• _Challenge_: Report only the number of lines in this material that include the string "about".
--
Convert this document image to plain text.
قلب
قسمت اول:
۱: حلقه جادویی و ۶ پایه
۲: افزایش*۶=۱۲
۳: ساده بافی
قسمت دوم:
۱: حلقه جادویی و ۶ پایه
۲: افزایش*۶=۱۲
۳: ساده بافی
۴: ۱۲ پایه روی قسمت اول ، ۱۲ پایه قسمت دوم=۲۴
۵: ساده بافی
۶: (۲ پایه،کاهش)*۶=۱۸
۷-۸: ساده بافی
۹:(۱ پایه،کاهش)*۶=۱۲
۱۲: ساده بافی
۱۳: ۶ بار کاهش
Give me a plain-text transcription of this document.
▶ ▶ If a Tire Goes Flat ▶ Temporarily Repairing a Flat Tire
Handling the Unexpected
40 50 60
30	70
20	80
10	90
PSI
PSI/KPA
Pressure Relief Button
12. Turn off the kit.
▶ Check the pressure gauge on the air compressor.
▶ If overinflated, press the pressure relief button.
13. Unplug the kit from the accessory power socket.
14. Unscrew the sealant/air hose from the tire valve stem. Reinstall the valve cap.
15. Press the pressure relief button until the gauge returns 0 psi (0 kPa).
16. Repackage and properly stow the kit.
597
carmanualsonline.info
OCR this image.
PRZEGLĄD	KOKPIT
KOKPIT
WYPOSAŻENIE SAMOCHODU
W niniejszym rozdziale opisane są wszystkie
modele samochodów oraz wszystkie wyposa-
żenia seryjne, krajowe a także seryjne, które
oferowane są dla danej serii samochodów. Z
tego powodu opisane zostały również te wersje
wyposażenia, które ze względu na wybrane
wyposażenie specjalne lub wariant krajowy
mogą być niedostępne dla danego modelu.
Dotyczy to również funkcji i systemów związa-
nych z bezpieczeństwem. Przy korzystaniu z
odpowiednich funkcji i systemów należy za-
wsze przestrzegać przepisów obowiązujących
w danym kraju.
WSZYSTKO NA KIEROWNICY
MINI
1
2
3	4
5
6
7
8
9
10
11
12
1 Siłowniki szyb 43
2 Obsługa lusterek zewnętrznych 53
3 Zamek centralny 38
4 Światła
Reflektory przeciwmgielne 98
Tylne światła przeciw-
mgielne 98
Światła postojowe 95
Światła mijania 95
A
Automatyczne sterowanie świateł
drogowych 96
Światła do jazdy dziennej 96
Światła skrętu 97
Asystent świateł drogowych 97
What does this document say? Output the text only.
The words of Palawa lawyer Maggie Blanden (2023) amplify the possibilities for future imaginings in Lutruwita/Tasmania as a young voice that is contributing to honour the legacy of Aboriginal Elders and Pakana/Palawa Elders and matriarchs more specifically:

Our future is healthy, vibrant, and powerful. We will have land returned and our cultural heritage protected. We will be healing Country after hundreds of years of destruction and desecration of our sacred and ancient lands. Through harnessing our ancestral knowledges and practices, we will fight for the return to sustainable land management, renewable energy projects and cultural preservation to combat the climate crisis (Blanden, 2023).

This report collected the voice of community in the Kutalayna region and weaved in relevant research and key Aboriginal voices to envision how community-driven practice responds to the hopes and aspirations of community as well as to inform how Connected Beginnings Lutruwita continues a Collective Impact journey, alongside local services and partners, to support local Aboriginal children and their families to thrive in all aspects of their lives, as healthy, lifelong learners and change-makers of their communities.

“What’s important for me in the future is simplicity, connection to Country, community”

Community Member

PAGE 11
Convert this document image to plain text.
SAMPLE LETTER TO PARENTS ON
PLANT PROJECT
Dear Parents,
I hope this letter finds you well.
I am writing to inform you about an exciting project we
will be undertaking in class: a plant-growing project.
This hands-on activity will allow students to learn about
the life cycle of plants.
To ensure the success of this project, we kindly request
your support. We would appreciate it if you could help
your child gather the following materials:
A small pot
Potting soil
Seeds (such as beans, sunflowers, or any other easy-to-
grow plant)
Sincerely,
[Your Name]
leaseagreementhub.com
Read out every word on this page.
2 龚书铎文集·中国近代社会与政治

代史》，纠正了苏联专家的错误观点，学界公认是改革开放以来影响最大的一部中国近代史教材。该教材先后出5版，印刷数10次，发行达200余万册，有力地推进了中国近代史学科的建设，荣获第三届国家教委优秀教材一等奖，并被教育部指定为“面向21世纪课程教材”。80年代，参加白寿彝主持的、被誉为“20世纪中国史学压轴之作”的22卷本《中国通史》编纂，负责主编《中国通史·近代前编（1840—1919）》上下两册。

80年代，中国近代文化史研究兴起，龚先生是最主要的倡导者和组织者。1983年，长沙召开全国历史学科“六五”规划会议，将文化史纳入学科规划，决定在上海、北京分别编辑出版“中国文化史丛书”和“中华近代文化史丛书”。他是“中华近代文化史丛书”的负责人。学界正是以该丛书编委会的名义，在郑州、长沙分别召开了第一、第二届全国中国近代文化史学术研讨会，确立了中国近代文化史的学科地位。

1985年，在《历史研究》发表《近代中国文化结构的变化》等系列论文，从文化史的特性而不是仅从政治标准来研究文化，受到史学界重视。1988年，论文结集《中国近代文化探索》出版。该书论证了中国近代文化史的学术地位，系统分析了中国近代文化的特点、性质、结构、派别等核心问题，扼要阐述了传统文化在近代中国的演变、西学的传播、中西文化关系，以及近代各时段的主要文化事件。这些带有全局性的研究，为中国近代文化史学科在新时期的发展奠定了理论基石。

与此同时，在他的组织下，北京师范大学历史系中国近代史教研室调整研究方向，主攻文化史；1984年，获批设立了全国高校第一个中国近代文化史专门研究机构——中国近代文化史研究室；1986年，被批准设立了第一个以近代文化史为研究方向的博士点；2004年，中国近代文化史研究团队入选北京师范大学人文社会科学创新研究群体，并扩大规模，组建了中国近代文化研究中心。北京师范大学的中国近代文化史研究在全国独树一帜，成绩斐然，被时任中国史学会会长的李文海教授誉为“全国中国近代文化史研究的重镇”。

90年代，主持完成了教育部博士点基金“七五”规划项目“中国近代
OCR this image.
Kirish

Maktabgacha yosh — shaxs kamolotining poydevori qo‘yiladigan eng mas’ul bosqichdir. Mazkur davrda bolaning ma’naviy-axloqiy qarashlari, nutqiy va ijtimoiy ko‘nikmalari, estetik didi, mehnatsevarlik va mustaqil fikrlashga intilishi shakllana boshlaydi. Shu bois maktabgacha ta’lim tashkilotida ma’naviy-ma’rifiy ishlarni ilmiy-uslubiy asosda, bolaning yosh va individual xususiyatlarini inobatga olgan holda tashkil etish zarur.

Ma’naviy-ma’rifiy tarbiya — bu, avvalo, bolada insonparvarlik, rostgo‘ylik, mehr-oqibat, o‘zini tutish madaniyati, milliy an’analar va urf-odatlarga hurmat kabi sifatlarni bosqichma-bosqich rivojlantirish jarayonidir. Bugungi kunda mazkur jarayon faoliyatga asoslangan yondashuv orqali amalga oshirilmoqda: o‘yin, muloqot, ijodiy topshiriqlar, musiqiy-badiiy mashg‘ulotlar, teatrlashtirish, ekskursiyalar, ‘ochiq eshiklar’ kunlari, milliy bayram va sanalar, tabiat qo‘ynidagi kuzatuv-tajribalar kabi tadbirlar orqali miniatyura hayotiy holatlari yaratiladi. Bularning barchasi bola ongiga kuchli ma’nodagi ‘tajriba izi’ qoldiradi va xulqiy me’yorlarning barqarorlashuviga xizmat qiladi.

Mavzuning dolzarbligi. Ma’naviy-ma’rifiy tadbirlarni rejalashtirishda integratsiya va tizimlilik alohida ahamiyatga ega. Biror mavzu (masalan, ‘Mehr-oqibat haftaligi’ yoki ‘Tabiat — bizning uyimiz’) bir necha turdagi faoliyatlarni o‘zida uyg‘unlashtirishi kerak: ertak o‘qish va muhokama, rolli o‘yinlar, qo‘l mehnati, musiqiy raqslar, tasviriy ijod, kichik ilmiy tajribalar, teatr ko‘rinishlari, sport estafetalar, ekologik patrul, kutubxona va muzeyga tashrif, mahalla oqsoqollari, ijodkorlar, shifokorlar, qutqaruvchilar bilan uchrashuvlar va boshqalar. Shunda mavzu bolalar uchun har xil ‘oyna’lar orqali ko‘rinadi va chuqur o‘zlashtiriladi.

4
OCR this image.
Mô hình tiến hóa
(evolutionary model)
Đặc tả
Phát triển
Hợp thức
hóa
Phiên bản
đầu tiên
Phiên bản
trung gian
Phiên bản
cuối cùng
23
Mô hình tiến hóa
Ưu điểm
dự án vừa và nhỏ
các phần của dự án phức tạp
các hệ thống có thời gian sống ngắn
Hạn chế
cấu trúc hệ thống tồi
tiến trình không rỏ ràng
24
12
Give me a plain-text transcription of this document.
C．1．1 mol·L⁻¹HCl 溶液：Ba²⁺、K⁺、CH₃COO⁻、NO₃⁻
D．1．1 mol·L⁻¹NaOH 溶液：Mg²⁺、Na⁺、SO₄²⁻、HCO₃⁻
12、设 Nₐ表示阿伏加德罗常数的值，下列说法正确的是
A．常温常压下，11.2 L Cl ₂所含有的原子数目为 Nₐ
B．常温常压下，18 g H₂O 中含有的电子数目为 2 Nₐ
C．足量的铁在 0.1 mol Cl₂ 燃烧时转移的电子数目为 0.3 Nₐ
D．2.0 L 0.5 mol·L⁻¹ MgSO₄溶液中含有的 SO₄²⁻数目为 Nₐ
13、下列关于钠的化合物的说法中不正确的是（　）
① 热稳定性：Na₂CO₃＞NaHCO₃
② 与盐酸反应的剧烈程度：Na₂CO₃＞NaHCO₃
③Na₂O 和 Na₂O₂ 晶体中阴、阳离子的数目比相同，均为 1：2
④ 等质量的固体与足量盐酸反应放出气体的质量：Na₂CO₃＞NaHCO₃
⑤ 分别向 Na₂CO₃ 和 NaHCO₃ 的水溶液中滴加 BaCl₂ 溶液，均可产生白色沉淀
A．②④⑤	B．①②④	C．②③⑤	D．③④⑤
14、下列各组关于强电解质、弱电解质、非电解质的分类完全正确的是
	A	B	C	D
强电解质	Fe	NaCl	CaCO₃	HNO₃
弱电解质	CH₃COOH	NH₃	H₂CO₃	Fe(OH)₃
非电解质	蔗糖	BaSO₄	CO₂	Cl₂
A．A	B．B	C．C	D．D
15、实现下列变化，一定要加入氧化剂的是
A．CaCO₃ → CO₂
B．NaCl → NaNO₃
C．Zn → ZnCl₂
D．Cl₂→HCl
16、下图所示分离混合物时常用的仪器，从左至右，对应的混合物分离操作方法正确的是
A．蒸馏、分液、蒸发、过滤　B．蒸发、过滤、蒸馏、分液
--
• _Answer_: 2